Exercise>
Set out each line from the following listing that includes the word "Area".

Source data>
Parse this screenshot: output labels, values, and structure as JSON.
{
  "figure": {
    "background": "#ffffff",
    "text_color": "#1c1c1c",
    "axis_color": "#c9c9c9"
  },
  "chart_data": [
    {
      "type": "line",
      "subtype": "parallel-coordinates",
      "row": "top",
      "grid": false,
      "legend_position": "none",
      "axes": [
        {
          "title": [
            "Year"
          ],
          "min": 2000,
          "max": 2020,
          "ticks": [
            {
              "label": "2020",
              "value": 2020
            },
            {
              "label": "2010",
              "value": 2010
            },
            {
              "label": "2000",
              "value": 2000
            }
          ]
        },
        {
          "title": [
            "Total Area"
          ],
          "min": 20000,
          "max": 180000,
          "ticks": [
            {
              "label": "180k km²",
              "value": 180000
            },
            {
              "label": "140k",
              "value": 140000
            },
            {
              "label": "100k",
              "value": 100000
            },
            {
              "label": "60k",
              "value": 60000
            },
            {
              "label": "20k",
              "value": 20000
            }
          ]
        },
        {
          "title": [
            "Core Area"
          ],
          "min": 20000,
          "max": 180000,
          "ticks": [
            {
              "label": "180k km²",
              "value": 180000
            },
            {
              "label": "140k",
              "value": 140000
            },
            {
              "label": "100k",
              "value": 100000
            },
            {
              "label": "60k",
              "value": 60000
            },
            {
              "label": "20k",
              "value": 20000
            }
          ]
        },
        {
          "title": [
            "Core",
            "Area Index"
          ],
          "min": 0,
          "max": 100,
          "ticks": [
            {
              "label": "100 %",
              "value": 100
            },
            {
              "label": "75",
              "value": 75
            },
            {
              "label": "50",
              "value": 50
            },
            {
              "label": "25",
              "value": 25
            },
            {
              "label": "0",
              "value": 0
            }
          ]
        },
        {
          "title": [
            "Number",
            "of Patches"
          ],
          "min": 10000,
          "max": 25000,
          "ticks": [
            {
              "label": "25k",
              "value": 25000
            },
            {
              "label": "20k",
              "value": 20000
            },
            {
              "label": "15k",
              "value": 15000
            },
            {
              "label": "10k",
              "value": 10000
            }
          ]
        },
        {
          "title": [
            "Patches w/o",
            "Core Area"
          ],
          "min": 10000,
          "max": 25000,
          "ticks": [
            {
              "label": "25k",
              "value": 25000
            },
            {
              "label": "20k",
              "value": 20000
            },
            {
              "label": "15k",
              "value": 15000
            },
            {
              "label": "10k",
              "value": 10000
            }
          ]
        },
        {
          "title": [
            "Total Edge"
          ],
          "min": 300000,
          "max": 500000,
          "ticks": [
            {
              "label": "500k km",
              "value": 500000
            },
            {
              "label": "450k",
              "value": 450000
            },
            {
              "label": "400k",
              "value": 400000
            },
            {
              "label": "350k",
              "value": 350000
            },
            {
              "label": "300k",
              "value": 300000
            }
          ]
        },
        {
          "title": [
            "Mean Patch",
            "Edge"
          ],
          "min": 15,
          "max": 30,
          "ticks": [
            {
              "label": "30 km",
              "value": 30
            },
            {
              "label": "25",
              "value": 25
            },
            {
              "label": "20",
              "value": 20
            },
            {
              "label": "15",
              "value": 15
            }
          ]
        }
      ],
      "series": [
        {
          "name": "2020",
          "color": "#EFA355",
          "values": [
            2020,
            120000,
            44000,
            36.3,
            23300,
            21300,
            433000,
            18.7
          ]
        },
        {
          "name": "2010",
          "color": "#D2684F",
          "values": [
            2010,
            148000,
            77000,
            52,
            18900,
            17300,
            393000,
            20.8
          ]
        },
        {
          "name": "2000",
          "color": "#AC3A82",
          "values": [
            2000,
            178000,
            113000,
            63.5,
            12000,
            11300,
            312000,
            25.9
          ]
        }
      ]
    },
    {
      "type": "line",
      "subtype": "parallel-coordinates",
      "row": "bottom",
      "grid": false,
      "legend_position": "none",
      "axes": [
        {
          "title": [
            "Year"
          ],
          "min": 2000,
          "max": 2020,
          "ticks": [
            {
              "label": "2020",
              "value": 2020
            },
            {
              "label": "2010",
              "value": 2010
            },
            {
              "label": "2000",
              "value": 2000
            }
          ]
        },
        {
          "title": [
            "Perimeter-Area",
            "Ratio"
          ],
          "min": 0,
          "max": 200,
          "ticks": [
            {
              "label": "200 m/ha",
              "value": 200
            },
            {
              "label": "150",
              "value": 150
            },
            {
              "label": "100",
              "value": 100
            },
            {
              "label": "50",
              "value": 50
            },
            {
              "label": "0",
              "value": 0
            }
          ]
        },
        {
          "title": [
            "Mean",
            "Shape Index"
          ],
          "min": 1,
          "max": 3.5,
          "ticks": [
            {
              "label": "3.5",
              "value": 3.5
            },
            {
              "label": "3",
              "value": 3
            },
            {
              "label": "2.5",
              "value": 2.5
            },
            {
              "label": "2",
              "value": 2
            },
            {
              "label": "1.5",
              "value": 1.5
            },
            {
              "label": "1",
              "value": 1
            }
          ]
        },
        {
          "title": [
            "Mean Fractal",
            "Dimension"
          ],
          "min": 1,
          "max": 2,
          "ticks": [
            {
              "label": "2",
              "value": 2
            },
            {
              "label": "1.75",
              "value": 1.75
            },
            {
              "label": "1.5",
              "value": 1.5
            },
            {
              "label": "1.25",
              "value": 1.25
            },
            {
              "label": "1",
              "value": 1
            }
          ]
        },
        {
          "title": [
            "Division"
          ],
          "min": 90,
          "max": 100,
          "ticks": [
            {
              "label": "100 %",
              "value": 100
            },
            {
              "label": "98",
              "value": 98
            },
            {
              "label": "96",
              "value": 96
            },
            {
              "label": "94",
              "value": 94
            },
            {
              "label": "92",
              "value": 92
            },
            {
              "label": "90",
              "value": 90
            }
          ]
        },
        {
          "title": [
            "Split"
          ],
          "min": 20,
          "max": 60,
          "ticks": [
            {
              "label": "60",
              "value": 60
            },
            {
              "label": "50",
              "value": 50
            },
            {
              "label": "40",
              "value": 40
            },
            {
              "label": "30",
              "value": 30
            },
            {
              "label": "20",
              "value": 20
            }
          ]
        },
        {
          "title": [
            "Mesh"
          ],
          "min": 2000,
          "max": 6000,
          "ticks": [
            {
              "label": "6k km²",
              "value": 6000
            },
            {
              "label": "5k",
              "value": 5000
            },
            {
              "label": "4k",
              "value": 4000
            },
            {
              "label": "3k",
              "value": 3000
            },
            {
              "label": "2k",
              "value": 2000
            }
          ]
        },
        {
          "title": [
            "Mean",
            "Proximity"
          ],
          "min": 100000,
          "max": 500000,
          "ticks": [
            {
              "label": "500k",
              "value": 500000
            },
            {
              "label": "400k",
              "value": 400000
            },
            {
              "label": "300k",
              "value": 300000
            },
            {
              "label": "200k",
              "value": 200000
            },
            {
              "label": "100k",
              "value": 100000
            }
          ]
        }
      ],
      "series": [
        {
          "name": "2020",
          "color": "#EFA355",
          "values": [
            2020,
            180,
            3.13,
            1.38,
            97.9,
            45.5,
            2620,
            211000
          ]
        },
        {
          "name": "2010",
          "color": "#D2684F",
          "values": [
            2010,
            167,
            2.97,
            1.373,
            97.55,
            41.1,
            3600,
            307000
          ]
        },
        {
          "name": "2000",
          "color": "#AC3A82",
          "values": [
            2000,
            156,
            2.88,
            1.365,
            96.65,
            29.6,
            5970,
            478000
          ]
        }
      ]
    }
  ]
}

Problem solution>
            "Total Area"
            "Core Area"
            "Area Index"
            "Core Area"
            "Perimeter-Area",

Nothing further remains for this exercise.